Dataset items
■ ■ ■ ■ ■

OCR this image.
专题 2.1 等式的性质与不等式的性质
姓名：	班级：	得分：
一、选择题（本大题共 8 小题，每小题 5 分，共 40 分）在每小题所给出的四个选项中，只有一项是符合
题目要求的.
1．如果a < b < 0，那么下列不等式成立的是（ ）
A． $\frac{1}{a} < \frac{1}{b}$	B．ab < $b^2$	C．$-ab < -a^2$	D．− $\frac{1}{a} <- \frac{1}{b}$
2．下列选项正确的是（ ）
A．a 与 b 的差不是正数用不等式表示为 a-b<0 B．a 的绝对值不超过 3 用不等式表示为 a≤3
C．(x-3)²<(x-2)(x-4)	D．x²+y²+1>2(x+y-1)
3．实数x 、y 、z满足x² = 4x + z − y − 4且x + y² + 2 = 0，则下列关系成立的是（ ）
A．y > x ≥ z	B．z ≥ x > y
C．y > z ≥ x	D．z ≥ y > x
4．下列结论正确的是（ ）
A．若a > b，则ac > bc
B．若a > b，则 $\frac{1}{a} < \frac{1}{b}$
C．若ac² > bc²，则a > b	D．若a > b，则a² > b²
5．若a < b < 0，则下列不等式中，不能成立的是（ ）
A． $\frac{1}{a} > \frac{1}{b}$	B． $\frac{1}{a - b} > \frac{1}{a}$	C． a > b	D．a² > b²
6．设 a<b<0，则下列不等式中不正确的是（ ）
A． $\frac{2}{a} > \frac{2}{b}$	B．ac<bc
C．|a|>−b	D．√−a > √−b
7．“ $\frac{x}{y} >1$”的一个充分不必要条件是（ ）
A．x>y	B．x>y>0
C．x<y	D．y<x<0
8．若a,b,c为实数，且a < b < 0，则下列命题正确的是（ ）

■ ■ ■ ■ ■

- Task prompt:
Print out all the entries precisely as written.

- Exercise answer:
OCR this image.
专题 2.1 等式的性质与不等式的性质
姓名：	班级：	得分：
一、选择题（本大题共 8 小题，每小题 5 分，共 40 分）在每小题所给出的四个选项中，只有一项是符合
题目要求的.
1．如果a < b < 0，那么下列不等式成立的是（ ）
A． $\frac{1}{a} < \frac{1}{b}$	B．ab < $b^2$	C．$-ab < -a^2$	D．− $\frac{1}{a} <- \frac{1}{b}$
2．下列选项正确的是（ ）
A．a 与 b 的差不是正数用不等式表示为 a-b<0 B．a 的绝对值不超过 3 用不等式表示为 a≤3
C．(x-3)²<(x-2)(x-4)	D．x²+y²+1>2(x+y-1)
3．实数x 、y 、z满足x² = 4x + z − y − 4且x + y² + 2 = 0，则下列关系成立的是（ ）
A．y > x ≥ z	B．z ≥ x > y
C．y > z ≥ x	D．z ≥ y > x
4．下列结论正确的是（ ）
A．若a > b，则ac > bc
B．若a > b，则 $\frac{1}{a} < \frac{1}{b}$
C．若ac² > bc²，则a > b	D．若a > b，则a² > b²
5．若a < b < 0，则下列不等式中，不能成立的是（ ）
A． $\frac{1}{a} > \frac{1}{b}$	B． $\frac{1}{a - b} > \frac{1}{a}$	C． a > b	D．a² > b²
6．设 a<b<0，则下列不等式中不正确的是（ ）
A． $\frac{2}{a} > \frac{2}{b}$	B．ac<bc
C．|a|>−b	D．√−a > √−b
7．“ $\frac{x}{y} >1$”的一个充分不必要条件是（ ）
A．x>y	B．x>y>0
C．x<y	D．y<x<0
8．若a,b,c为实数，且a < b < 0，则下列命题正确的是（ ）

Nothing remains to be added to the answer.